RECORD EXCERPTS:
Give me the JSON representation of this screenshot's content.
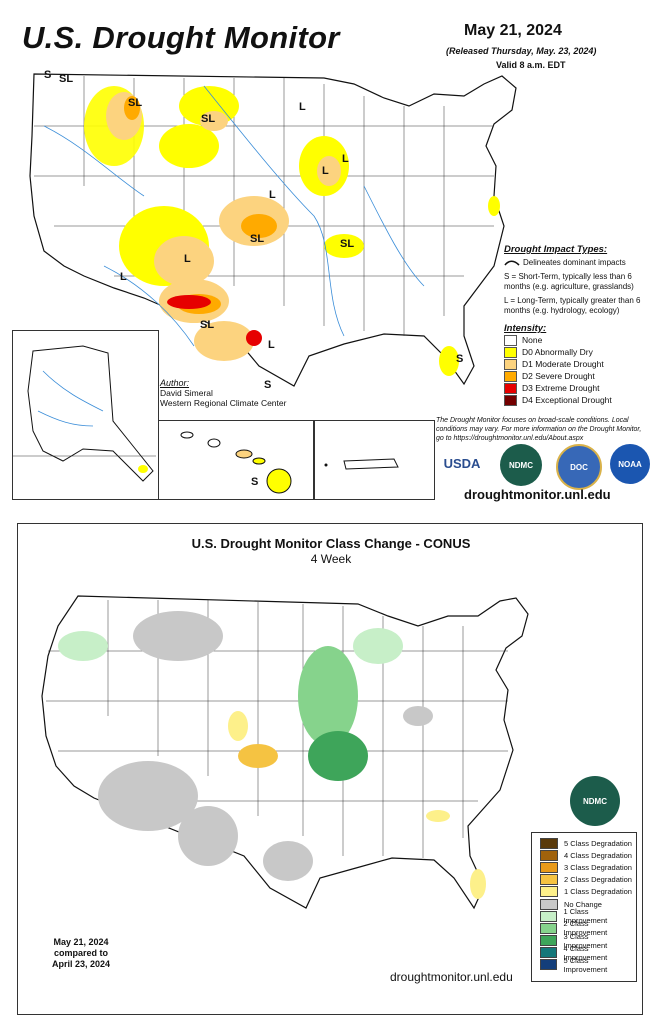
{
  "top": {
    "title": "U.S. Drought Monitor",
    "date": "May 21, 2024",
    "released": "(Released Thursday, May. 23, 2024)",
    "valid": "Valid 8 a.m. EDT",
    "impact_types": {
      "heading": "Drought Impact Types:",
      "delineates": "Delineates dominant impacts",
      "short_term": "S = Short-Term, typically less than 6 months (e.g. agriculture, grasslands)",
      "long_term": "L = Long-Term, typically greater than 6 months (e.g. hydrology, ecology)"
    },
    "intensity": {
      "heading": "Intensity:",
      "items": [
        {
          "label": "None",
          "color": "#ffffff"
        },
        {
          "label": "D0 Abnormally Dry",
          "color": "#ffff00"
        },
        {
          "label": "D1 Moderate Drought",
          "color": "#fcd37f"
        },
        {
          "label": "D2 Severe Drought",
          "color": "#ffaa00"
        },
        {
          "label": "D3 Extreme Drought",
          "color": "#e60000"
        },
        {
          "label": "D4 Exceptional Drought",
          "color": "#730000"
        }
      ]
    },
    "note": "The Drought Monitor focuses on broad-scale conditions. Local conditions may vary. For more information on the Drought Monitor, go to https://droughtmonitor.unl.edu/About.aspx",
    "author": {
      "heading": "Author:",
      "name": "David Simeral",
      "org": "Western Regional Climate Center"
    },
    "logos": [
      "USDA",
      "NDMC",
      "DOC",
      "NOAA"
    ],
    "url": "droughtmonitor.unl.edu",
    "map_labels": [
      "S",
      "SL",
      "SL",
      "SL",
      "L",
      "L",
      "L",
      "SL",
      "L",
      "SL",
      "L",
      "SL",
      "L",
      "L",
      "S",
      "S",
      "S"
    ]
  },
  "bottom": {
    "title": "U.S. Drought Monitor Class Change - CONUS",
    "subtitle": "4 Week",
    "legend": [
      {
        "label": "5 Class Degradation",
        "color": "#5a3a0a"
      },
      {
        "label": "4 Class Degradation",
        "color": "#a0620c"
      },
      {
        "label": "3 Class Degradation",
        "color": "#e89a1a"
      },
      {
        "label": "2 Class Degradation",
        "color": "#f5c342"
      },
      {
        "label": "1 Class Degradation",
        "color": "#fdf08a"
      },
      {
        "label": "No Change",
        "color": "#c8c8c8"
      },
      {
        "label": "1 Class Improvement",
        "color": "#c7efc8"
      },
      {
        "label": "2 Class Improvement",
        "color": "#86d38c"
      },
      {
        "label": "3 Class Improvement",
        "color": "#3ea55a"
      },
      {
        "label": "4 Class Improvement",
        "color": "#15787a"
      },
      {
        "label": "5 Class Improvement",
        "color": "#143e7a"
      }
    ],
    "comparison": [
      "May 21, 2024",
      "compared to",
      "April 23, 2024"
    ],
    "logo": "NDMC",
    "url": "droughtmonitor.unl.edu"
  }
}
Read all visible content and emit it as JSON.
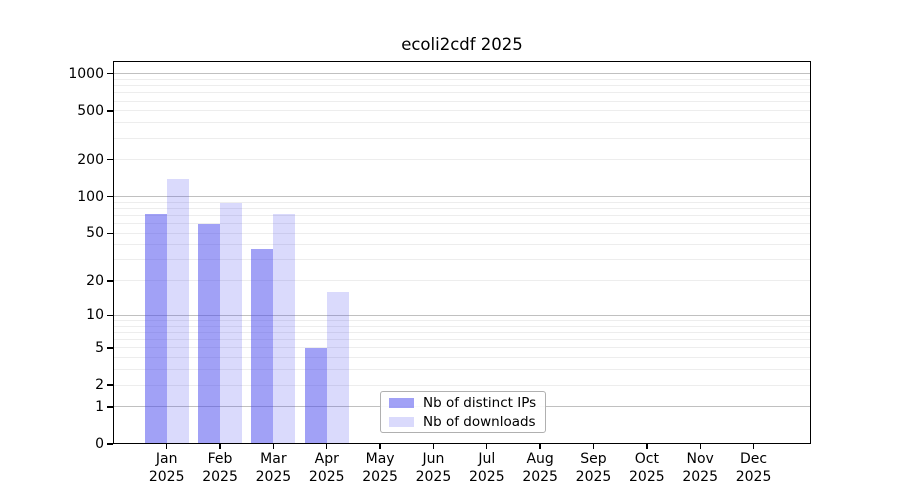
{
  "title": "ecoli2cdf 2025",
  "chart_data": {
    "type": "bar",
    "title": "ecoli2cdf 2025",
    "y_scale": "log10(1+x)",
    "ylim": [
      0,
      1250
    ],
    "y_ticks": [
      0,
      1,
      2,
      5,
      10,
      20,
      50,
      100,
      200,
      500,
      1000
    ],
    "grid": "horizontal; major lines at 1,10,100,1000; faint minor log lines",
    "legend_position": "inside-bottom-center",
    "year": "2025",
    "categories": [
      {
        "month": "Jan",
        "year": "2025"
      },
      {
        "month": "Feb",
        "year": "2025"
      },
      {
        "month": "Mar",
        "year": "2025"
      },
      {
        "month": "Apr",
        "year": "2025"
      },
      {
        "month": "May",
        "year": "2025"
      },
      {
        "month": "Jun",
        "year": "2025"
      },
      {
        "month": "Jul",
        "year": "2025"
      },
      {
        "month": "Aug",
        "year": "2025"
      },
      {
        "month": "Sep",
        "year": "2025"
      },
      {
        "month": "Oct",
        "year": "2025"
      },
      {
        "month": "Nov",
        "year": "2025"
      },
      {
        "month": "Dec",
        "year": "2025"
      }
    ],
    "series": [
      {
        "key": "distinct-ips",
        "name": "Nb of distinct IPs",
        "base_color": "#4444ee",
        "alpha": 0.5,
        "blended_color": "#a2a2f6",
        "values": [
          72,
          60,
          37,
          5,
          null,
          null,
          null,
          null,
          null,
          null,
          null,
          null
        ]
      },
      {
        "key": "downloads",
        "name": "Nb of downloads",
        "base_color": "#4444ee",
        "alpha": 0.2,
        "blended_color": "#dadafc",
        "values": [
          139,
          89,
          72,
          16,
          null,
          null,
          null,
          null,
          null,
          null,
          null,
          null
        ]
      }
    ]
  },
  "colors": {
    "major_grid": "#c0c0c0",
    "minor_grid": "#ededed",
    "spine": "#000000",
    "text": "#000000",
    "legend_border": "#b0b0b0",
    "background": "#ffffff"
  }
}
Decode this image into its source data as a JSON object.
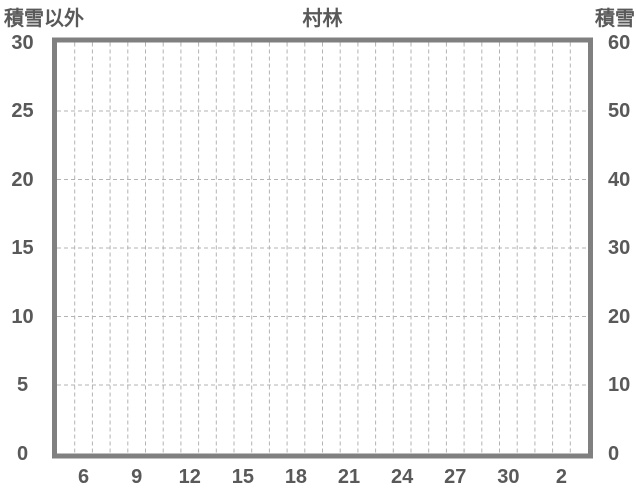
{
  "chart_data": {
    "type": "line",
    "title": "村林",
    "series": [],
    "x": {
      "tick_labels": [
        "6",
        "9",
        "12",
        "15",
        "18",
        "21",
        "24",
        "27",
        "30",
        "2"
      ],
      "slot_count": 30,
      "first_label_slot": 1,
      "label_step": 3,
      "minor_gridlines": true
    },
    "y_left": {
      "title": "積雪以外",
      "ticks": [
        0,
        5,
        10,
        15,
        20,
        25,
        30
      ],
      "range": [
        0,
        30
      ]
    },
    "y_right": {
      "title": "積雪",
      "ticks": [
        0,
        10,
        20,
        30,
        40,
        50,
        60
      ],
      "range": [
        0,
        60
      ]
    },
    "grid": {
      "vertical": "dashed-minor",
      "horizontal": "dashed-major",
      "legend": "none"
    },
    "colors": {
      "background": "#ffffff",
      "border": "#808080",
      "gridline": "#b3b3b3",
      "text": "#595959"
    }
  }
}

TASK DESCRIPTION:
Give all the lines above again, character for character, without pictures.

THE RESULT:
Give me the JSON representation of this screenshot's content.
{
  "top": {
    "title": "U.S. Drought Monitor",
    "date": "May 21, 2024",
    "released": "(Released Thursday, May. 23, 2024)",
    "valid": "Valid 8 a.m. EDT",
    "impact_types": {
      "heading": "Drought Impact Types:",
      "delineates": "Delineates dominant impacts",
      "short_term": "S = Short-Term, typically less than 6 months (e.g. agriculture, grasslands)",
      "long_term": "L = Long-Term, typically greater than 6 months (e.g. hydrology, ecology)"
    },
    "intensity": {
      "heading": "Intensity:",
      "items": [
        {
          "label": "None",
          "color": "#ffffff"
        },
        {
          "label": "D0 Abnormally Dry",
          "color": "#ffff00"
        },
        {
          "label": "D1 Moderate Drought",
          "color": "#fcd37f"
        },
        {
          "label": "D2 Severe Drought",
          "color": "#ffaa00"
        },
        {
          "label": "D3 Extreme Drought",
          "color": "#e60000"
        },
        {
          "label": "D4 Exceptional Drought",
          "color": "#730000"
        }
      ]
    },
    "note": "The Drought Monitor focuses on broad-scale conditions. Local conditions may vary. For more information on the Drought Monitor, go to https://droughtmonitor.unl.edu/About.aspx",
    "author": {
      "heading": "Author:",
      "name": "David Simeral",
      "org": "Western Regional Climate Center"
    },
    "logos": [
      "USDA",
      "NDMC",
      "DOC",
      "NOAA"
    ],
    "url": "droughtmonitor.unl.edu",
    "map_labels": [
      "S",
      "SL",
      "SL",
      "SL",
      "L",
      "L",
      "L",
      "SL",
      "L",
      "SL",
      "L",
      "SL",
      "L",
      "L",
      "S",
      "S",
      "S"
    ]
  },
  "bottom": {
    "title": "U.S. Drought Monitor Class Change - CONUS",
    "subtitle": "4 Week",
    "legend": [
      {
        "label": "5 Class Degradation",
        "color": "#5a3a0a"
      },
      {
        "label": "4 Class Degradation",
        "color": "#a0620c"
      },
      {
        "label": "3 Class Degradation",
        "color": "#e89a1a"
      },
      {
        "label": "2 Class Degradation",
        "color": "#f5c342"
      },
      {
        "label": "1 Class Degradation",
        "color": "#fdf08a"
      },
      {
        "label": "No Change",
        "color": "#c8c8c8"
      },
      {
        "label": "1 Class Improvement",
        "color": "#c7efc8"
      },
      {
        "label": "2 Class Improvement",
        "color": "#86d38c"
      },
      {
        "label": "3 Class Improvement",
        "color": "#3ea55a"
      },
      {
        "label": "4 Class Improvement",
        "color": "#15787a"
      },
      {
        "label": "5 Class Improvement",
        "color": "#143e7a"
      }
    ],
    "comparison": [
      "May 21, 2024",
      "compared to",
      "April 23, 2024"
    ],
    "logo": "NDMC",
    "url": "droughtmonitor.unl.edu"
  }
}
Read all visible content and emit it as JSON.
{
  "title": "ecoli2cdf 2025",
  "chart_data": {
    "type": "bar",
    "title": "ecoli2cdf 2025",
    "y_scale": "log10(1+x)",
    "ylim": [
      0,
      1250
    ],
    "y_ticks": [
      0,
      1,
      2,
      5,
      10,
      20,
      50,
      100,
      200,
      500,
      1000
    ],
    "grid": "horizontal; major lines at 1,10,100,1000; faint minor log lines",
    "legend_position": "inside-bottom-center",
    "year": "2025",
    "categories": [
      {
        "month": "Jan",
        "year": "2025"
      },
      {
        "month": "Feb",
        "year": "2025"
      },
      {
        "month": "Mar",
        "year": "2025"
      },
      {
        "month": "Apr",
        "year": "2025"
      },
      {
        "month": "May",
        "year": "2025"
      },
      {
        "month": "Jun",
        "year": "2025"
      },
      {
        "month": "Jul",
        "year": "2025"
      },
      {
        "month": "Aug",
        "year": "2025"
      },
      {
        "month": "Sep",
        "year": "2025"
      },
      {
        "month": "Oct",
        "year": "2025"
      },
      {
        "month": "Nov",
        "year": "2025"
      },
      {
        "month": "Dec",
        "year": "2025"
      }
    ],
    "series": [
      {
        "key": "distinct-ips",
        "name": "Nb of distinct IPs",
        "base_color": "#4444ee",
        "alpha": 0.5,
        "blended_color": "#a2a2f6",
        "values": [
          72,
          60,
          37,
          5,
          null,
          null,
          null,
          null,
          null,
          null,
          null,
          null
        ]
      },
      {
        "key": "downloads",
        "name": "Nb of downloads",
        "base_color": "#4444ee",
        "alpha": 0.2,
        "blended_color": "#dadafc",
        "values": [
          139,
          89,
          72,
          16,
          null,
          null,
          null,
          null,
          null,
          null,
          null,
          null
        ]
      }
    ]
  },
  "colors": {
    "major_grid": "#c0c0c0",
    "minor_grid": "#ededed",
    "spine": "#000000",
    "text": "#000000",
    "legend_border": "#b0b0b0",
    "background": "#ffffff"
  }
}
Decode this image into its source data as a JSON object.
{
  "chart_data": {
    "type": "line",
    "title": "村林",
    "series": [],
    "x": {
      "tick_labels": [
        "6",
        "9",
        "12",
        "15",
        "18",
        "21",
        "24",
        "27",
        "30",
        "2"
      ],
      "slot_count": 30,
      "first_label_slot": 1,
      "label_step": 3,
      "minor_gridlines": true
    },
    "y_left": {
      "title": "積雪以外",
      "ticks": [
        0,
        5,
        10,
        15,
        20,
        25,
        30
      ],
      "range": [
        0,
        30
      ]
    },
    "y_right": {
      "title": "積雪",
      "ticks": [
        0,
        10,
        20,
        30,
        40,
        50,
        60
      ],
      "range": [
        0,
        60
      ]
    },
    "grid": {
      "vertical": "dashed-minor",
      "horizontal": "dashed-major",
      "legend": "none"
    },
    "colors": {
      "background": "#ffffff",
      "border": "#808080",
      "gridline": "#b3b3b3",
      "text": "#595959"
    }
  }
}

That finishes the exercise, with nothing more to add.